▶ [SET EXERCISE] Where a line holds "JSON", copy it.

· · · · · · ·

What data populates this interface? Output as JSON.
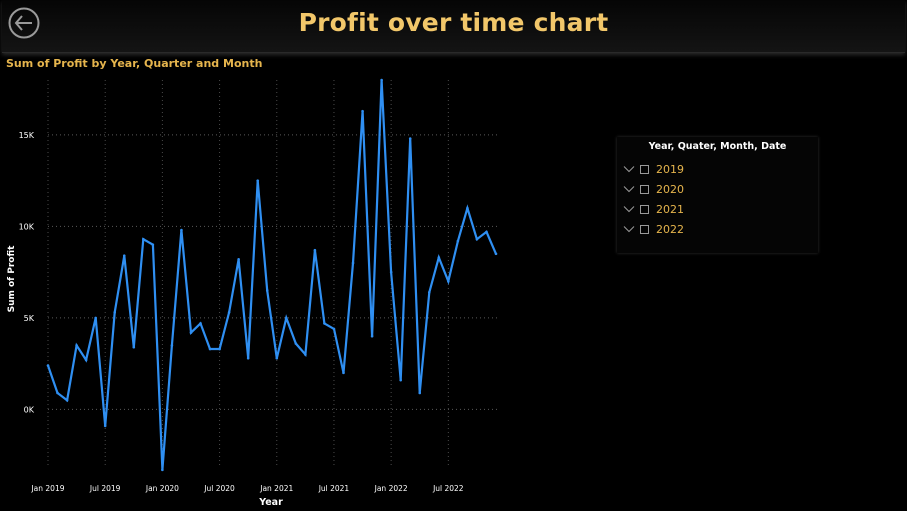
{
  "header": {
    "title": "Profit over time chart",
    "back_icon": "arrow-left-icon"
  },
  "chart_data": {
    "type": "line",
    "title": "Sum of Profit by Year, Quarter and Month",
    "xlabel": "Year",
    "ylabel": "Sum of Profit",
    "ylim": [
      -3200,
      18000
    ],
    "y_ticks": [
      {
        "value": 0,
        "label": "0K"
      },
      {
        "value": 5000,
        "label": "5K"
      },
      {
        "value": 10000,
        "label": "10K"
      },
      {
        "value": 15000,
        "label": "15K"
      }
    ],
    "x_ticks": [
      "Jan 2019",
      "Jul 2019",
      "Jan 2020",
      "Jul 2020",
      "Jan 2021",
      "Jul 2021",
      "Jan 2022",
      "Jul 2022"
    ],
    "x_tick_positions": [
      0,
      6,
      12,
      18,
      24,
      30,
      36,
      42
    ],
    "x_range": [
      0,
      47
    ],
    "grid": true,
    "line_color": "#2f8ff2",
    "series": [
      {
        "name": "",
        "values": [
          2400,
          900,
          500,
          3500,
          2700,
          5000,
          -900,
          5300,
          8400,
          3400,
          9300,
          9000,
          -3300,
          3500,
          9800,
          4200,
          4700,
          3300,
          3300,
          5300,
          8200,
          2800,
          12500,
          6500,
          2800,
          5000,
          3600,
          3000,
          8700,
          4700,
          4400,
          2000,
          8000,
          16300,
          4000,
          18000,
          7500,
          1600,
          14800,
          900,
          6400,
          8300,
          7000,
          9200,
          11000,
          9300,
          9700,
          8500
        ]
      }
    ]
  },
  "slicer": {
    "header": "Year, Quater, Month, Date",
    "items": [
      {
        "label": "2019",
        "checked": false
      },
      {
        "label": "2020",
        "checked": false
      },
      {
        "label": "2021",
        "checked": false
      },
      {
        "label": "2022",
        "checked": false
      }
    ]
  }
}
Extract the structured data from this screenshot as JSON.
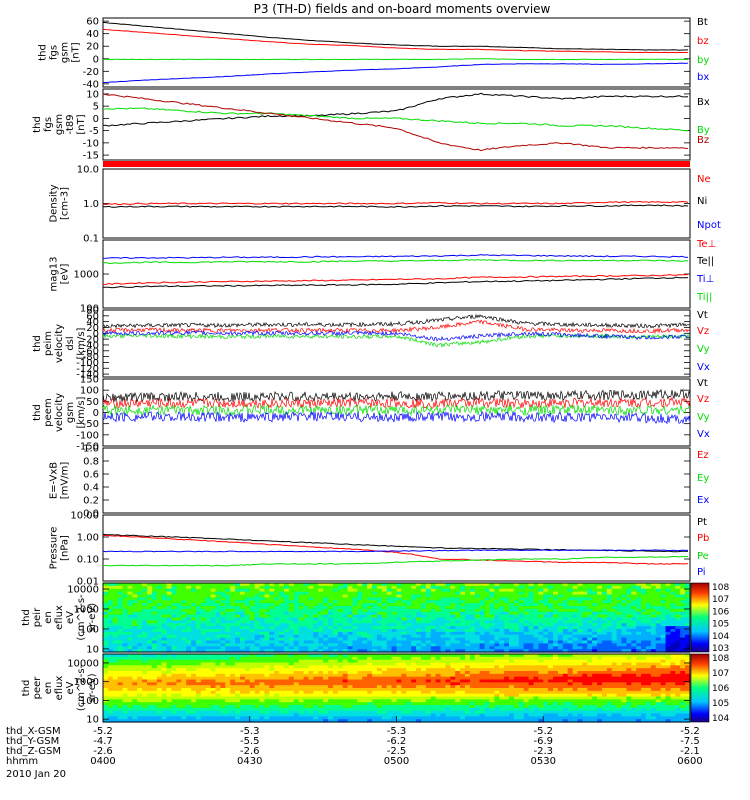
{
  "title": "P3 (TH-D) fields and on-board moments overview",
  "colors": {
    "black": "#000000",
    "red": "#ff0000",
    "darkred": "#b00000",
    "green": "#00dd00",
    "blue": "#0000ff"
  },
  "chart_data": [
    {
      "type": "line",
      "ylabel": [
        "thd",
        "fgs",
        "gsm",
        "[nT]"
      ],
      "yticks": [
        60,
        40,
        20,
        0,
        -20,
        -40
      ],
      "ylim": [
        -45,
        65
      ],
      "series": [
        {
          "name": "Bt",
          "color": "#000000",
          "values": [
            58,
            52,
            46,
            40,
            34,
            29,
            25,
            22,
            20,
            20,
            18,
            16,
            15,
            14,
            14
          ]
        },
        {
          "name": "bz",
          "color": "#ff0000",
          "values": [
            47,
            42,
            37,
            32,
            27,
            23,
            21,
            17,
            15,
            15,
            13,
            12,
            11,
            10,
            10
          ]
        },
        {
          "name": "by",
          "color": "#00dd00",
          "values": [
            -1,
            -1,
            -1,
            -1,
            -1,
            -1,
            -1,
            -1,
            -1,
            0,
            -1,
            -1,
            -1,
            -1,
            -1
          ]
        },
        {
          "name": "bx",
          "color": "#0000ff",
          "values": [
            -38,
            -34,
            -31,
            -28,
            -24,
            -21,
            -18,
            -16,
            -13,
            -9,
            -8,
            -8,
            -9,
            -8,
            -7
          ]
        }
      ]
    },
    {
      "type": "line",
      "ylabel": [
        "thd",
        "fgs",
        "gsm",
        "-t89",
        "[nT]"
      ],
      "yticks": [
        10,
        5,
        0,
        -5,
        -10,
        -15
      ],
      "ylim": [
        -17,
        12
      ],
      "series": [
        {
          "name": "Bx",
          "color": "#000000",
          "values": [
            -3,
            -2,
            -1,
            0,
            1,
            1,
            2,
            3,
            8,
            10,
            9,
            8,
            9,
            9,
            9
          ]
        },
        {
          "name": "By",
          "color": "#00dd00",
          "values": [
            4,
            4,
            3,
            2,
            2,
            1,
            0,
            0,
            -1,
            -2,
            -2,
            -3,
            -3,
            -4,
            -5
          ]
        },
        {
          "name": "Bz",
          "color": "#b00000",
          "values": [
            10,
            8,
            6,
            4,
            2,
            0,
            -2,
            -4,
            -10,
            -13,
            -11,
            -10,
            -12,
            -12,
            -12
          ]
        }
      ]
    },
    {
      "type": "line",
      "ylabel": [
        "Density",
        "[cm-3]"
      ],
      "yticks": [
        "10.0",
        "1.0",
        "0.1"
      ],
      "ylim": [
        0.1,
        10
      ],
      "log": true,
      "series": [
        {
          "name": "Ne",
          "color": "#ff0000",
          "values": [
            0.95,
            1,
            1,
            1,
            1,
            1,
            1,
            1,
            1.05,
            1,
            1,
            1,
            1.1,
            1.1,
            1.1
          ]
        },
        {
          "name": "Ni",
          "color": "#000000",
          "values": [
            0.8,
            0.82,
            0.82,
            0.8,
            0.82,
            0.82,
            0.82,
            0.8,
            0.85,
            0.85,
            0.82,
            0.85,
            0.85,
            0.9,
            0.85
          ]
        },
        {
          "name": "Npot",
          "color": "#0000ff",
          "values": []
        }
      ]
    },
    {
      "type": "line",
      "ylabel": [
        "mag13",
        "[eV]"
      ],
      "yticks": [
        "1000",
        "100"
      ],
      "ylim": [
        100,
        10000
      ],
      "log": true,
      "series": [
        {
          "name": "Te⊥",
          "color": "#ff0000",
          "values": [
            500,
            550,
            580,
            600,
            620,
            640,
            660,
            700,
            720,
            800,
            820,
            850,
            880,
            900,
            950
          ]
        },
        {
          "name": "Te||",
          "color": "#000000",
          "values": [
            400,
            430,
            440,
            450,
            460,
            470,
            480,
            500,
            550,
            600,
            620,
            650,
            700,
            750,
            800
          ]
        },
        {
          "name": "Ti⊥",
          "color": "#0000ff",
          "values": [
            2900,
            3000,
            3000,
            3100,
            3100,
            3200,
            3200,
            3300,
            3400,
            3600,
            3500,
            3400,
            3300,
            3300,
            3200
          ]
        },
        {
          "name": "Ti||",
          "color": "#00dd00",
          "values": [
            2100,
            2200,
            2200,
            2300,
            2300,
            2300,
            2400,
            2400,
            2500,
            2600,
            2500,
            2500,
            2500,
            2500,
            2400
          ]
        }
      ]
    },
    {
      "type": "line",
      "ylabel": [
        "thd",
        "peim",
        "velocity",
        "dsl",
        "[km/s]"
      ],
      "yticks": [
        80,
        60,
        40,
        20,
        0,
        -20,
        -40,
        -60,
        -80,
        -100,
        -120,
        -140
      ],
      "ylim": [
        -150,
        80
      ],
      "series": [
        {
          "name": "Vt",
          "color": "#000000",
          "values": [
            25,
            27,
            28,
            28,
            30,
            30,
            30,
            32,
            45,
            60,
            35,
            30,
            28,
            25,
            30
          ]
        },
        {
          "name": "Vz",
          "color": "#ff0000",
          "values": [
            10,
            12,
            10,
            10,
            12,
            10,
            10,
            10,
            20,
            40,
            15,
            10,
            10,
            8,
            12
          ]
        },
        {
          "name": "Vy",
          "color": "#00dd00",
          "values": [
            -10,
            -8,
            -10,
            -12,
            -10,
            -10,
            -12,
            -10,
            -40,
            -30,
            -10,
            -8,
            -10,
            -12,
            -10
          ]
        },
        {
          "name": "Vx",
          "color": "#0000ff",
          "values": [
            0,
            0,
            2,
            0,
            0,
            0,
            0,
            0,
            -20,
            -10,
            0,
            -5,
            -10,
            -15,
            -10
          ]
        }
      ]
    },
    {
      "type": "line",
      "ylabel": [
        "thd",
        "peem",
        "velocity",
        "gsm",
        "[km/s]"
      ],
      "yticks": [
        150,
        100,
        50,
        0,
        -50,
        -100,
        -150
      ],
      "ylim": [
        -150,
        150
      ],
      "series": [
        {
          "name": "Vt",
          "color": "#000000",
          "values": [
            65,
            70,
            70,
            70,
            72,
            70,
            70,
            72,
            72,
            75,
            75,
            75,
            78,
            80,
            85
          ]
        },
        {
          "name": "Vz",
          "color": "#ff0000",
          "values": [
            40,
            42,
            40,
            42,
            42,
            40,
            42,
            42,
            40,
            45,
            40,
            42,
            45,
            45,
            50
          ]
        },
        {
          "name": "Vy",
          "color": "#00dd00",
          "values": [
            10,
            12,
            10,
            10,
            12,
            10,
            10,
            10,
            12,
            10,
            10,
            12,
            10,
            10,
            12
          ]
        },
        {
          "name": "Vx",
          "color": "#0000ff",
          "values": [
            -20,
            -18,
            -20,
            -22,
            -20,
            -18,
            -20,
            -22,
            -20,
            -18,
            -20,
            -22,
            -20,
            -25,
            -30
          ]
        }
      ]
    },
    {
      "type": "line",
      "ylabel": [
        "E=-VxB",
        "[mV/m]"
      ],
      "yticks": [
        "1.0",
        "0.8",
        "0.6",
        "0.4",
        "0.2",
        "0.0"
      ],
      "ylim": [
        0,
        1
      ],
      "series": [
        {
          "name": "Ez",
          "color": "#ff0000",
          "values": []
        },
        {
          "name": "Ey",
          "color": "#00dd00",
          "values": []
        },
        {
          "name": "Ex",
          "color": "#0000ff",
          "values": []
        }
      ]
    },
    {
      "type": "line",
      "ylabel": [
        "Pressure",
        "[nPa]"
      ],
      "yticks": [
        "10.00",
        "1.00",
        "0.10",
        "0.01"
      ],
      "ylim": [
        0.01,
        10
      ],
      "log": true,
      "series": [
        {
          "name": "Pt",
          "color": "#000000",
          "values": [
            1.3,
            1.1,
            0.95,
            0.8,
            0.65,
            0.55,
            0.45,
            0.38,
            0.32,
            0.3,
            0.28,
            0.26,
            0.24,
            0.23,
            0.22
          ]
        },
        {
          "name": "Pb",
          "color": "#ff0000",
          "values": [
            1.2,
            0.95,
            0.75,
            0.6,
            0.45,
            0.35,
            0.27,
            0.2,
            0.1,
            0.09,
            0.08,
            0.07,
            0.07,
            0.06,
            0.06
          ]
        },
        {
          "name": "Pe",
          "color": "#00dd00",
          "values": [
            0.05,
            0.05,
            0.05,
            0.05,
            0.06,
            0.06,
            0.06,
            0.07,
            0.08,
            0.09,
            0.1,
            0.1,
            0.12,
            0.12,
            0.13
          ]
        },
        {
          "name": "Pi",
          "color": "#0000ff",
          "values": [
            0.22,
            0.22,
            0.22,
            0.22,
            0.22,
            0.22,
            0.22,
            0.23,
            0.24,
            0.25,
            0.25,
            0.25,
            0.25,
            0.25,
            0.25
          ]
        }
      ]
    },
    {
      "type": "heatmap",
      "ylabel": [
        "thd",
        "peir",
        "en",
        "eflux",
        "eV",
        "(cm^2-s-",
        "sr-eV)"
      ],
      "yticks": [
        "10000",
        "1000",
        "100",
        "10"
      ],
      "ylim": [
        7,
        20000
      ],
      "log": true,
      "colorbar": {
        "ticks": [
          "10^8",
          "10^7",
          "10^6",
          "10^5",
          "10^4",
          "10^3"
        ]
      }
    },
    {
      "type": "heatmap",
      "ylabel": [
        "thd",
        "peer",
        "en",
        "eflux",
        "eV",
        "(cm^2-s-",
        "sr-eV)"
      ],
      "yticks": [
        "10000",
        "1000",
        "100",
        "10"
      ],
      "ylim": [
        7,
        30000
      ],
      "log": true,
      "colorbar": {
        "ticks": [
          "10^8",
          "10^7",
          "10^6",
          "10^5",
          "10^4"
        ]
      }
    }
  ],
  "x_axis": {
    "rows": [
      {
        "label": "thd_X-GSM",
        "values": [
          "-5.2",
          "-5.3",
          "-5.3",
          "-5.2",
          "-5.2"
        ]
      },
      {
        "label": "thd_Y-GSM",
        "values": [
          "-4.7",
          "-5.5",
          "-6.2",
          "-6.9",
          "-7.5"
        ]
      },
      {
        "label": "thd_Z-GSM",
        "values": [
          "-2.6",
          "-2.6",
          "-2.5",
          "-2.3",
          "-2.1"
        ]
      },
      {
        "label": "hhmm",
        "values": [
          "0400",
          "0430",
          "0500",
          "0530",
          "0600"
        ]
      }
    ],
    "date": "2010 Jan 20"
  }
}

· · · · · · ·

▶ [FINISHED TASK]
What data populates this interface? Output as JSON.
Extract the structured data from this screenshot as JSON.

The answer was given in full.